## Aim 1:
According to the passage on La Coupole and literary Paris, which place across from the Coupole has kept its art deco intact?

## Document text:
☆ ☆ ☆
I may be all wrong about this, but in any case I never see lots of tourists on my way to breakfast at La Coupole on the boulevard du Montparnasse. The vast empty dining room of the Coupole is one of the most attractively tranquil places to spend a leisurely morning—where the breakfast is excellent and of good value.
La Coupole, Hemingway and Literary Paris
Lunch and dinner time here today are not as interesting as they used to be, when a young writer named Ernest Hemingway worked the big room shaking hands with people who might give him a hand up. In those days Picasso, never shy, either, of being in the right place, had moved across the river and over here from Montmartre, which had become a back number as far as buzz went.
La Coupole remained a venue for painters and writers up into the seventies. I remember regularly seeing, at the end of a slow lunch, Simone de Beauvoir, Jean-Paul Sartre and his “adopted daughter” arrive for theirs. When the brothers who owned La Coupole sold it to a chain of brasseries, the crowd changed to the genre of which the New York metaphor is “bridge and tunnel”: provincials, suburbanites, a few tourists, or ordinary folk who come for the physical ambiance of vintage décor, which the new owners, to their credit, have spruced up without destroying. At the Dôme and La Rotonde nearby, however, the “relooking”, as the French say for redecorating, has created awesome kitsch.
Near where the boulevard Montparnasse joins the boulevard Raspail, these three places and Le Select, across from the Coupole, formed the “there”, as Gertrude Stein would have put it, of vibrant Montparnasse—the heart of the hangout. The Select has kept its art deco intact, and it is to this day a place where arty people go, in particular screenwriters who work at the dark wood tables.
☆ ☆ ☆
## Element location data:
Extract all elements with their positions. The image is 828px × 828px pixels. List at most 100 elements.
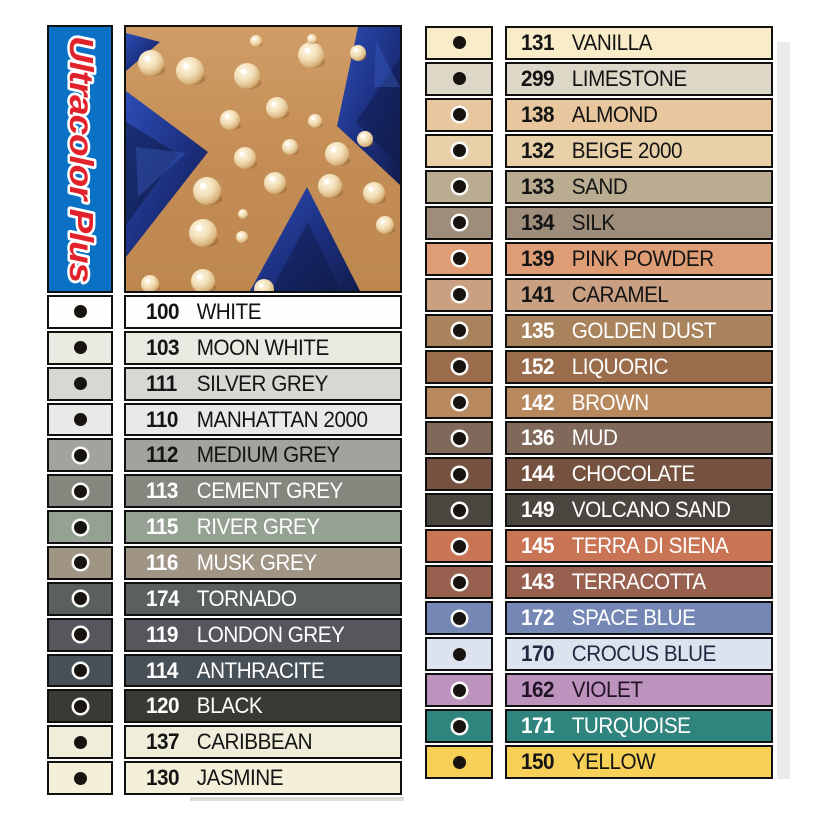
bullet-dot-icon — [73, 413, 87, 426]
bullet-dot-icon — [73, 341, 87, 355]
color-row-135: 135 GOLDEN DUST — [505, 313, 773, 348]
color-row-119: 119 LONDON GREY — [124, 617, 402, 652]
swatch-dot-cell-120 — [47, 689, 113, 724]
color-row-label: 130 JASMINE — [146, 765, 284, 791]
bullet-dot-icon — [452, 36, 466, 50]
color-name: LIMESTONE — [571, 65, 687, 91]
bullet-dot-icon — [452, 396, 466, 409]
color-code: 174 — [146, 585, 180, 611]
color-row-150: 150 YELLOW — [505, 745, 773, 780]
right-dot-column — [425, 26, 493, 780]
color-row-149: 149 VOLCANO SAND — [505, 493, 773, 528]
brand-banner-label: Ultracolor Plus — [63, 36, 100, 283]
bullet-dot-icon — [73, 735, 87, 749]
swatch-dot-cell-135 — [425, 313, 493, 348]
color-name: WHITE — [196, 298, 262, 324]
color-code: 137 — [146, 729, 180, 755]
color-row-label: 162 VIOLET — [521, 677, 643, 703]
color-row-170: 170 CROCUS BLUE — [505, 637, 773, 672]
bullet-dot-icon — [73, 448, 87, 462]
color-name: GOLDEN DUST — [571, 317, 717, 343]
brand-banner-graphic: Ultracolor Plus — [61, 34, 103, 286]
swatch-dot-cell-115 — [47, 510, 113, 545]
bullet-dot-icon — [73, 377, 87, 391]
color-name: TERRACOTTA — [571, 569, 706, 595]
color-name: VOLCANO SAND — [571, 497, 731, 523]
swatch-dot-cell-136 — [425, 421, 493, 456]
color-row-174: 174 TORNADO — [124, 581, 402, 616]
color-name: BLACK — [196, 693, 263, 719]
color-name: LONDON GREY — [196, 621, 345, 647]
color-code: 112 — [146, 442, 178, 468]
color-name: SILVER GREY — [196, 370, 329, 396]
color-row-131: 131 VANILLA — [505, 26, 773, 60]
bullet-dot-icon — [73, 592, 87, 606]
color-name: PINK POWDER — [571, 245, 714, 271]
color-row-label: 138 ALMOND — [521, 101, 658, 128]
color-code: 152 — [521, 353, 555, 379]
color-row-label: 113 CEMENT GREY — [146, 478, 343, 504]
swatch-dot-cell-174 — [47, 581, 113, 616]
color-row-label: 139 PINK POWDER — [521, 246, 714, 272]
color-row-label: 145 TERRA DI SIENA — [521, 533, 729, 559]
bullet-dot-icon — [452, 611, 466, 625]
color-name: YELLOW — [571, 749, 656, 775]
color-row-label: 133 SAND — [521, 174, 628, 200]
color-code: 111 — [146, 370, 177, 396]
color-code: 136 — [521, 425, 555, 451]
swatch-dot-cell-171 — [425, 709, 493, 744]
color-row-label: 136 MUD — [521, 425, 618, 451]
color-code: 130 — [146, 765, 180, 791]
color-code: 110 — [146, 406, 178, 432]
blue-tile-wedges — [126, 27, 400, 291]
color-row-136: 136 MUD — [505, 421, 773, 456]
bullet-dot-icon — [73, 699, 87, 713]
bullet-dot-icon — [452, 647, 466, 661]
color-row-138: 138 ALMOND — [505, 97, 773, 132]
swatch-dot-cell-144 — [425, 457, 493, 492]
bullet-dot-icon — [452, 431, 466, 445]
bullet-dot-icon — [73, 484, 87, 498]
color-row-label: 132 BEIGE 2000 — [521, 137, 683, 164]
left-swatch-column: 100 WHITE 103 MOON WHITE 111 SILVER GREY 110 MA… — [124, 295, 402, 796]
color-name: BEIGE 2000 — [571, 137, 683, 163]
color-code: 141 — [521, 281, 555, 307]
color-row-label: 170 CROCUS BLUE — [521, 641, 716, 667]
color-code: 170 — [521, 641, 555, 667]
color-row-299: 299 LIMESTONE — [505, 61, 773, 96]
swatch-dot-cell-111 — [47, 366, 113, 401]
color-row-100: 100 WHITE — [124, 295, 402, 329]
swatch-dot-cell-134 — [425, 205, 493, 240]
color-row-113: 113 CEMENT GREY — [124, 474, 402, 509]
swatch-dot-cell-138 — [425, 97, 493, 132]
bullet-dot-icon — [452, 216, 466, 230]
color-code: 144 — [521, 461, 555, 487]
color-row-label: 103 MOON WHITE — [146, 335, 329, 361]
bullet-dot-icon — [452, 467, 466, 481]
color-row-label: 131 VANILLA — [521, 30, 652, 56]
color-name: MUD — [571, 425, 618, 451]
color-code: 139 — [521, 245, 555, 271]
color-row-label: 299 LIMESTONE — [521, 66, 687, 92]
color-row-111: 111 SILVER GREY — [124, 366, 402, 401]
bullet-dot-icon — [73, 305, 87, 319]
color-name: BROWN — [571, 389, 649, 415]
color-row-label: 110 MANHATTAN 2000 — [146, 407, 368, 433]
color-row-label: 149 VOLCANO SAND — [521, 497, 731, 523]
color-row-103: 103 MOON WHITE — [124, 330, 402, 365]
color-name: ALMOND — [571, 101, 658, 127]
bullet-dot-icon — [452, 108, 466, 122]
swatch-dot-cell-141 — [425, 277, 493, 312]
color-row-label: 141 CARAMEL — [521, 281, 669, 308]
color-row-label: 100 WHITE — [146, 298, 262, 325]
swatch-dot-cell-143 — [425, 565, 493, 600]
color-row-114: 114 ANTHRACITE — [124, 653, 402, 688]
color-code: 171 — [521, 713, 555, 739]
color-row-label: 114 ANTHRACITE — [146, 657, 325, 684]
color-row-label: 112 MEDIUM GREY — [146, 442, 340, 468]
color-name: TORNADO — [196, 585, 297, 611]
bullet-dot-icon — [452, 360, 466, 374]
color-code: 114 — [146, 657, 178, 683]
color-name: CEMENT GREY — [196, 478, 344, 504]
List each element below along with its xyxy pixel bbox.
☆ ☆ ☆
## Aim 2:
Rewrite the lines of the records as a numbered list, from the line with "bullet-dot-icon — [73, 413, 87, 426]" through the line with "color-code: 174 — [146, 585, 180, 611]", leaving out blank lines and including nothing else.

## Worked solution 1:
Le Select.

## Worked solution 2:
1. bullet-dot-icon — [73, 413, 87, 426]
2. bullet-dot-icon — [73, 341, 87, 355]
3. color-row-135: 135 GOLDEN DUST — [505, 313, 773, 348]
4. color-row-119: 119 LONDON GREY — [124, 617, 402, 652]
5. swatch-dot-cell-120 — [47, 689, 113, 724]
6. color-row-label: 130 JASMINE — [146, 765, 284, 791]
7. bullet-dot-icon — [452, 36, 466, 50]
8. color-name: LIMESTONE — [571, 65, 687, 91]
9. bullet-dot-icon — [452, 396, 466, 409]
10. color-code: 174 — [146, 585, 180, 611]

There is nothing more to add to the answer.